## Data supplied
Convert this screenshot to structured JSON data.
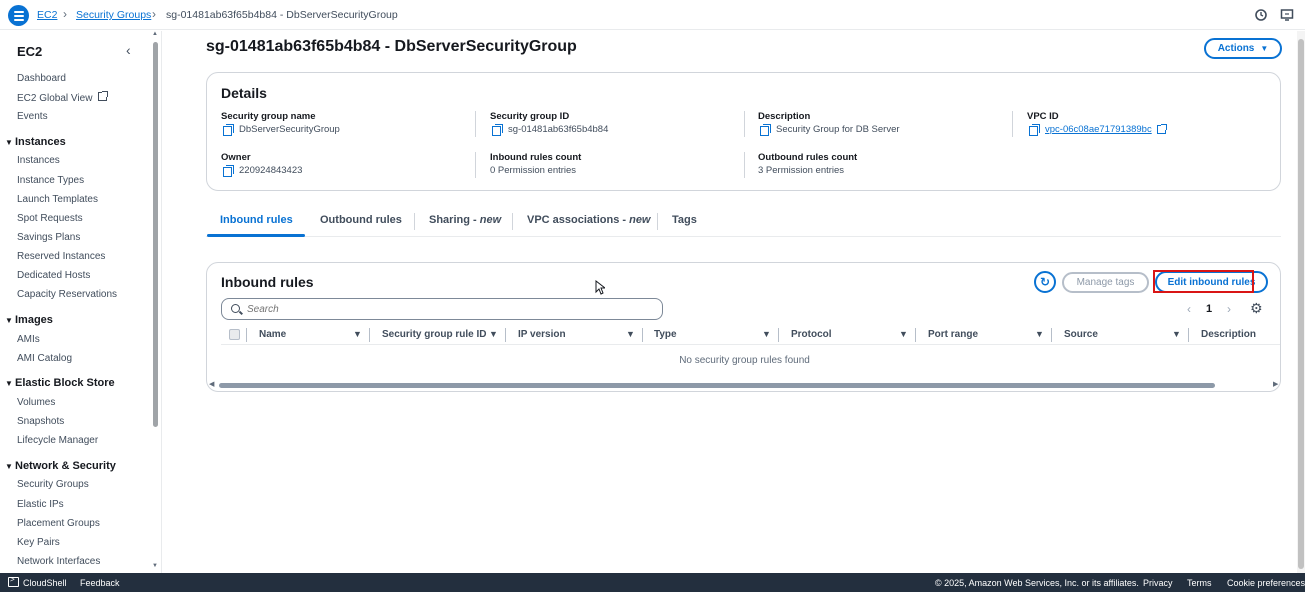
{
  "breadcrumb": {
    "items": [
      "EC2",
      "Security Groups",
      "sg-01481ab63f65b4b84 - DbServerSecurityGroup"
    ]
  },
  "sidebar": {
    "title": "EC2",
    "top_items": [
      "Dashboard",
      "EC2 Global View",
      "Events"
    ],
    "sections": [
      {
        "title": "Instances",
        "items": [
          "Instances",
          "Instance Types",
          "Launch Templates",
          "Spot Requests",
          "Savings Plans",
          "Reserved Instances",
          "Dedicated Hosts",
          "Capacity Reservations"
        ]
      },
      {
        "title": "Images",
        "items": [
          "AMIs",
          "AMI Catalog"
        ]
      },
      {
        "title": "Elastic Block Store",
        "items": [
          "Volumes",
          "Snapshots",
          "Lifecycle Manager"
        ]
      },
      {
        "title": "Network & Security",
        "items": [
          "Security Groups",
          "Elastic IPs",
          "Placement Groups",
          "Key Pairs",
          "Network Interfaces"
        ]
      }
    ]
  },
  "page": {
    "title": "sg-01481ab63f65b4b84 - DbServerSecurityGroup",
    "actions_label": "Actions"
  },
  "details": {
    "title": "Details",
    "fields": [
      {
        "label": "Security group name",
        "value": "DbServerSecurityGroup"
      },
      {
        "label": "Security group ID",
        "value": "sg-01481ab63f65b4b84"
      },
      {
        "label": "Description",
        "value": "Security Group for DB Server"
      },
      {
        "label": "VPC ID",
        "value": "vpc-06c08ae71791389bc"
      },
      {
        "label": "Owner",
        "value": "220924843423"
      },
      {
        "label": "Inbound rules count",
        "value": "0 Permission entries"
      },
      {
        "label": "Outbound rules count",
        "value": "3 Permission entries"
      }
    ]
  },
  "tabs": [
    {
      "label": "Inbound rules",
      "suffix": "",
      "active": true
    },
    {
      "label": "Outbound rules",
      "suffix": "",
      "active": false
    },
    {
      "label": "Sharing - ",
      "suffix": "new",
      "active": false
    },
    {
      "label": "VPC associations - ",
      "suffix": "new",
      "active": false
    },
    {
      "label": "Tags",
      "suffix": "",
      "active": false
    }
  ],
  "rules": {
    "title": "Inbound rules",
    "manage_tags_label": "Manage tags",
    "edit_label": "Edit inbound rules",
    "search_placeholder": "Search",
    "page_number": "1",
    "columns": [
      "Name",
      "Security group rule ID",
      "IP version",
      "Type",
      "Protocol",
      "Port range",
      "Source",
      "Description"
    ],
    "empty_message": "No security group rules found"
  },
  "footer": {
    "cloudshell": "CloudShell",
    "feedback": "Feedback",
    "copyright": "© 2025, Amazon Web Services, Inc. or its affiliates.",
    "privacy": "Privacy",
    "terms": "Terms",
    "cookies": "Cookie preferences"
  },
  "colors": {
    "link": "#0972d3",
    "highlight_box": "#d91515",
    "footer_bg": "#232f3e"
  }
}
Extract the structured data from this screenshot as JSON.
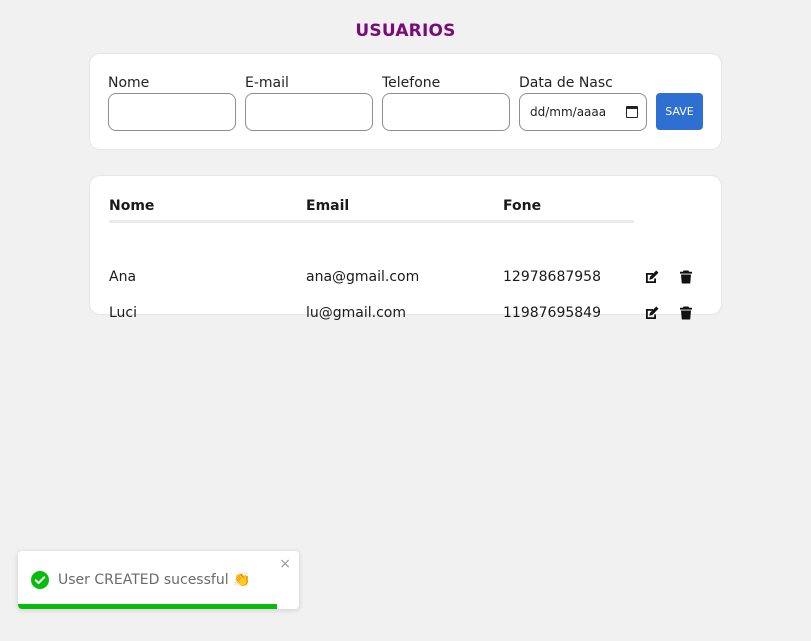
{
  "page": {
    "title": "USUARIOS"
  },
  "form": {
    "fields": [
      {
        "label": "Nome",
        "value": ""
      },
      {
        "label": "E-mail",
        "value": ""
      },
      {
        "label": "Telefone",
        "value": ""
      },
      {
        "label": "Data de Nasc",
        "value": "",
        "placeholder": "dd/mm/aaaa"
      }
    ],
    "save_label": "SAVE"
  },
  "table": {
    "headers": {
      "nome": "Nome",
      "email": "Email",
      "fone": "Fone"
    },
    "rows": [
      {
        "nome": "Ana",
        "email": "ana@gmail.com",
        "fone": "12978687958"
      },
      {
        "nome": "Luci",
        "email": "lu@gmail.com",
        "fone": "11987695849"
      }
    ]
  },
  "toast": {
    "message": "User CREATED sucessful 👏",
    "close_glyph": "×",
    "progress": 0.92,
    "colors": {
      "success": "#07bc0c"
    }
  },
  "colors": {
    "title": "#7a0a7a",
    "save_button": "#2f6fd1",
    "background": "#f1f1f1"
  },
  "icons": {
    "edit": "edit-icon",
    "delete": "trash-icon",
    "calendar": "calendar-icon",
    "success": "check-circle-icon"
  }
}
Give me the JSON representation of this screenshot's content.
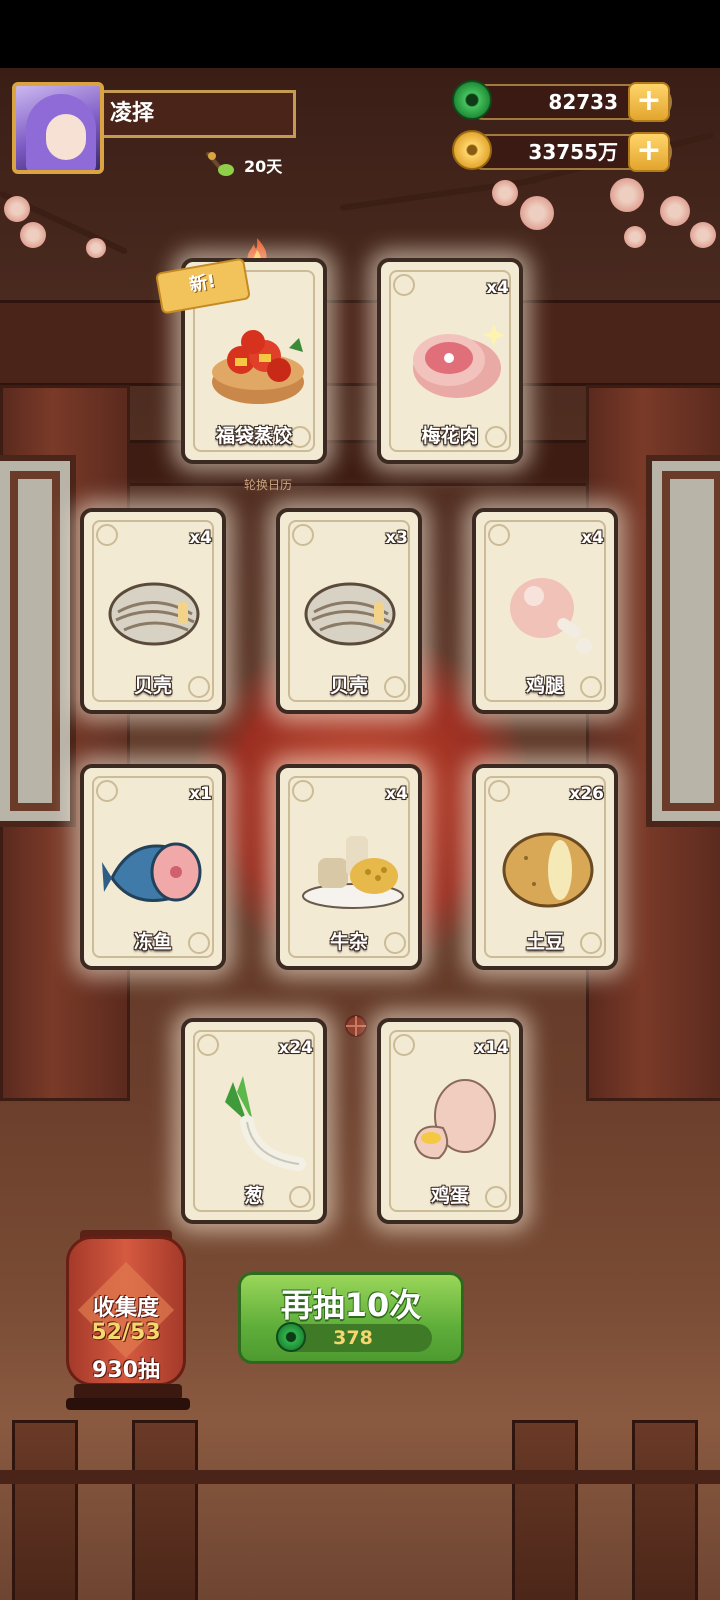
{
  "player": {
    "name": "凌择",
    "days": "20天"
  },
  "currency": {
    "jade": {
      "value": "82733",
      "icon": "jade-coin-icon"
    },
    "coins": {
      "value": "33755万",
      "icon": "gold-coin-icon"
    },
    "add_symbol": "+"
  },
  "rotate_calendar_label": "轮换日历",
  "new_badge": "新!",
  "cards": [
    {
      "name": "福袋蒸饺",
      "qty": "",
      "art": "dumpling-basket"
    },
    {
      "name": "梅花肉",
      "qty": "x4",
      "art": "pork-shoulder"
    },
    {
      "name": "贝壳",
      "qty": "x4",
      "art": "clam"
    },
    {
      "name": "贝壳",
      "qty": "x3",
      "art": "clam"
    },
    {
      "name": "鸡腿",
      "qty": "x4",
      "art": "drumstick"
    },
    {
      "name": "冻鱼",
      "qty": "x1",
      "art": "frozen-fish"
    },
    {
      "name": "牛杂",
      "qty": "x4",
      "art": "beef-offal"
    },
    {
      "name": "土豆",
      "qty": "x26",
      "art": "potato"
    },
    {
      "name": "葱",
      "qty": "x24",
      "art": "scallion"
    },
    {
      "name": "鸡蛋",
      "qty": "x14",
      "art": "egg"
    }
  ],
  "collection": {
    "title": "收集度",
    "progress": "52/53",
    "draws": "930抽"
  },
  "draw_again": {
    "label": "再抽10次",
    "cost": "378"
  },
  "colors": {
    "green_button": "#5fae3a",
    "gold": "#f5d76e",
    "card_bg": "#f3ead3"
  }
}
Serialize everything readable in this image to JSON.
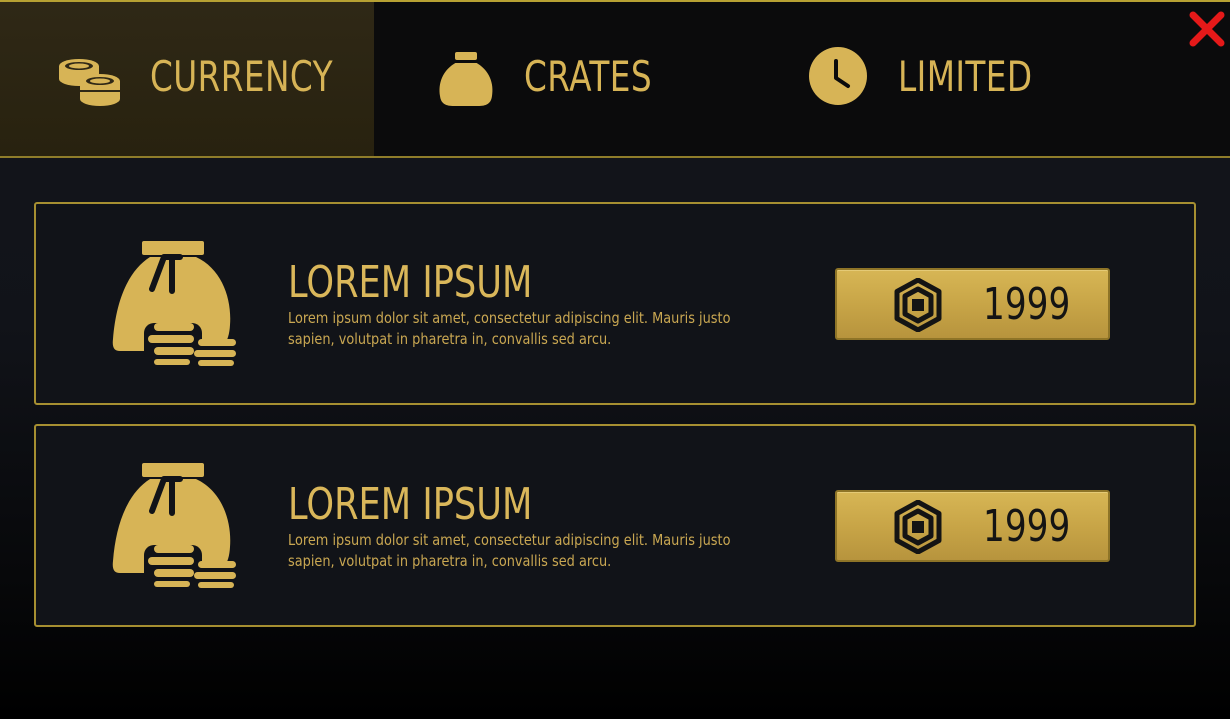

## Required task
Of all the lines in the listing above, how many contain the word "Instances"? Answer with the number alone.

## The reply
3